_Selected extract:_
====

What causes a stroke?
Several different mechanisms may result in stroke: thrombus
formation, embolus, and hemorrhage.
Thrombosis formation is an obstruction within an artery resulting
from the gradual accumulation of plaque (atherosclerosis). If large enough, the
obstructions may restrict or completely block blood flow through the artery.
Blockage of arteries supplying the brain causes stroke if alternative routes
are not available to deliver an adequate blood supply.
Embolus is an obstruction of an artery due to material
formed elsewhere in the body (such as the heart). The materials are usually
generated in one part of the body and travel throughout the body until they
become trapped in a blood vessel. The blood vessel then is unable to supply the
brain with blood and nutrients.
Hemorrhage results from a rupture of a blood vessel located
in the brain. Blood erupts at high pressure in the brain or in tissue
surrounding the brain. Normal brain cells may be destroyed. The presence of
blood often results in severe headache, lethargy or coma.
Multiple factors: Most
strokes are associated with atherosclerosis, high blood pressure, oxygen damage
or a combination of the three.
Medication: some medications
may increase the risk of developing a stroke. Vioxx, a medication used to treat
arthritis was pulled off the market in September 2004 because is linked to
strokes and heart attacks.
What does a stroke
affect?
Stroke affects different people in different ways, depending
on the type of stroke, the area of the brain affected and the extent of the
brain injury. Brain injury from a stroke can affect the senses, motor activity,
speech and the ability to understand speech, behavioural patterns, though
patterns, memory and emotions. Paralysis or weakness on one side of the body is
common.
A stroke survivor may cry easily or experience sudden mood
swings, often for no apparent reason. This is called emotional liability.
Laughing uncontrollably also may occur but isn’t as much common as crying. Depression
is common, as stroke survivors may feel less than “whole”.
A stroke can also affect seeing, touching, moving and
thinking, so a person’s perception of everyday objects may be changed. Stroke
survivors may not be able to recognize and understand familiar objects the way
they did before. When vision is affected, objects may look closer or farther
away than they really are, causing survivors to have spills at the table or collisions
when walking.

====

_Activities:_
**A.** According to the stroke overview, why might stroke survivors whose vision is affected have spills at the table or collisions when walking? Answer in one to three sentences.
**B.** Change the stroke overview from "Blockage of arteries" down to "of the three.", replacing "lethargy" with "drowsiness".
The entries below come from a separate source unrelated to the stroke overview.

_Data provided:_
====

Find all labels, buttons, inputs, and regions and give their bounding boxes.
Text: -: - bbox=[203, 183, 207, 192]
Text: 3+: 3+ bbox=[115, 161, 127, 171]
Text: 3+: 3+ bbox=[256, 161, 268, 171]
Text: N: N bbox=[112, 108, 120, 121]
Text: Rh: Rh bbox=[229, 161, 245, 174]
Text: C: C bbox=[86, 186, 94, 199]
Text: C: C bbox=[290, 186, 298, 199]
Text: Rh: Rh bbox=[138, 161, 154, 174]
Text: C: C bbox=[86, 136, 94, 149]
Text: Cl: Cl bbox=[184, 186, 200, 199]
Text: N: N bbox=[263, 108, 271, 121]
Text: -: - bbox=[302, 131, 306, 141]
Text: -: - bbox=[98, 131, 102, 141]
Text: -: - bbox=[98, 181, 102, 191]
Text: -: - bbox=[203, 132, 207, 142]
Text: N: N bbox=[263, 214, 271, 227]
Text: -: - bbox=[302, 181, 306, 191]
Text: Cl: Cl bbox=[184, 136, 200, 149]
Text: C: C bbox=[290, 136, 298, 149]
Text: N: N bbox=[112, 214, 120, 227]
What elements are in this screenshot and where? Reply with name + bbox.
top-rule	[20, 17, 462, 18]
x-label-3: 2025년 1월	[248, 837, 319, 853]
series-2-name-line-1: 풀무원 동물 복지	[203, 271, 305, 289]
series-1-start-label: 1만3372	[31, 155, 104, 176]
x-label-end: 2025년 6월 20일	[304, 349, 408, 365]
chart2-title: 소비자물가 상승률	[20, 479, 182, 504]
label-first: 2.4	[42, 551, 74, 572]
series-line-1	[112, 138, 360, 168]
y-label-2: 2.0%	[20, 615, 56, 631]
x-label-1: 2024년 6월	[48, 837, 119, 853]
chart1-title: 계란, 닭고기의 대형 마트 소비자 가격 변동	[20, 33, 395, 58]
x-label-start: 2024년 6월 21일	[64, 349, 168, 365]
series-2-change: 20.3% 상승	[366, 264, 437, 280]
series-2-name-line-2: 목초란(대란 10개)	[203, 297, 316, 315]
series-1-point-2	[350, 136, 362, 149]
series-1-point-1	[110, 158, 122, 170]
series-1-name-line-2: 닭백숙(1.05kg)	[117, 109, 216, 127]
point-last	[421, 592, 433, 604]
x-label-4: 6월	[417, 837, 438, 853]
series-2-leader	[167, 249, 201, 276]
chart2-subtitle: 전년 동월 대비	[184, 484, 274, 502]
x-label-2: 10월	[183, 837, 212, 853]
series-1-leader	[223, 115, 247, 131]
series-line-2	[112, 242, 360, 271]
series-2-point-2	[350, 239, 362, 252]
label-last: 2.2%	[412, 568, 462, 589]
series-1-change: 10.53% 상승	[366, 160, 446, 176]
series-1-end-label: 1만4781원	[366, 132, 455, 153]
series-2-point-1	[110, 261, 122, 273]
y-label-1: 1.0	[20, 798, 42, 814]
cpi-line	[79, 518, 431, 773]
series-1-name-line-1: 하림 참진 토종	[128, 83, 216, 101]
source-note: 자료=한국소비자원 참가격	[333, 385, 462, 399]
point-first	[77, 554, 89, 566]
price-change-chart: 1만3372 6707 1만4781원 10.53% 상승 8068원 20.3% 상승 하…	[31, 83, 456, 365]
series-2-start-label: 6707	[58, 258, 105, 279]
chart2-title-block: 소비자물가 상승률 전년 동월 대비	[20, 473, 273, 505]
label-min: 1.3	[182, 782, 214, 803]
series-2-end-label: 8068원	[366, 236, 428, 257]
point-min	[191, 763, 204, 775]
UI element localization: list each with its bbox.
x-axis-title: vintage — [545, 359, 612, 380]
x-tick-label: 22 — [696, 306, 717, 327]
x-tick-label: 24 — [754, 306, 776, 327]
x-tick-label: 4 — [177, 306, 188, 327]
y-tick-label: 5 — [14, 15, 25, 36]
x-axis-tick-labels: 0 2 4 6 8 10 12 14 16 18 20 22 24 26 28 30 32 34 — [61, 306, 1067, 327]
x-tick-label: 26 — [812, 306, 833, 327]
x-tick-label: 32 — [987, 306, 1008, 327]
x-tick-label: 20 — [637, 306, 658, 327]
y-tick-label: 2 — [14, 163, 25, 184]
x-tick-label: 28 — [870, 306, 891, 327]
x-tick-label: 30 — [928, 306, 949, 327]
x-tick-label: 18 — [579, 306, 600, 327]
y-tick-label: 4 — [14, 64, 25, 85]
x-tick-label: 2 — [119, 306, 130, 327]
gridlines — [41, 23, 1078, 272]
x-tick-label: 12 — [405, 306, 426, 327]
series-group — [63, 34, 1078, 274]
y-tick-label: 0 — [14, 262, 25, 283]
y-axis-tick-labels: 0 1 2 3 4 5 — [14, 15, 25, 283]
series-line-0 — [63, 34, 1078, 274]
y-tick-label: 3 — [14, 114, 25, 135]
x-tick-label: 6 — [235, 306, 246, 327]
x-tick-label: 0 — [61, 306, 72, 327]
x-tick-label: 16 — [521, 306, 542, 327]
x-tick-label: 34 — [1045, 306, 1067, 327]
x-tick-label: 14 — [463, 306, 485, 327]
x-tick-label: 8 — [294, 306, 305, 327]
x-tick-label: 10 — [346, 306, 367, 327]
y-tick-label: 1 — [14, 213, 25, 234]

====

_Answers given:_
**A.** When a stroke affects vision, objects may look closer or farther away than they really are. This distorted perception leads survivors to have spills at the table or collisions when walking.

**B.**
Blockage of arteries supplying the brain causes stroke if alternative routes
are not available to deliver an adequate blood supply.
Embolus is an obstruction of an artery due to material
formed elsewhere in the body (such as the heart). The materials are usually
generated in one part of the body and travel throughout the body until they
become trapped in a blood vessel. The blood vessel then is unable to supply the
brain with blood and nutrients.
Hemorrhage results from a rupture of a blood vessel located
in the brain. Blood erupts at high pressure in the brain or in tissue
surrounding the brain. Normal brain cells may be destroyed. The presence of
blood often results in severe headache, drowsiness or coma.
Multiple factors: Most
strokes are associated with atherosclerosis, high blood pressure, oxygen damage
or a combination of the three.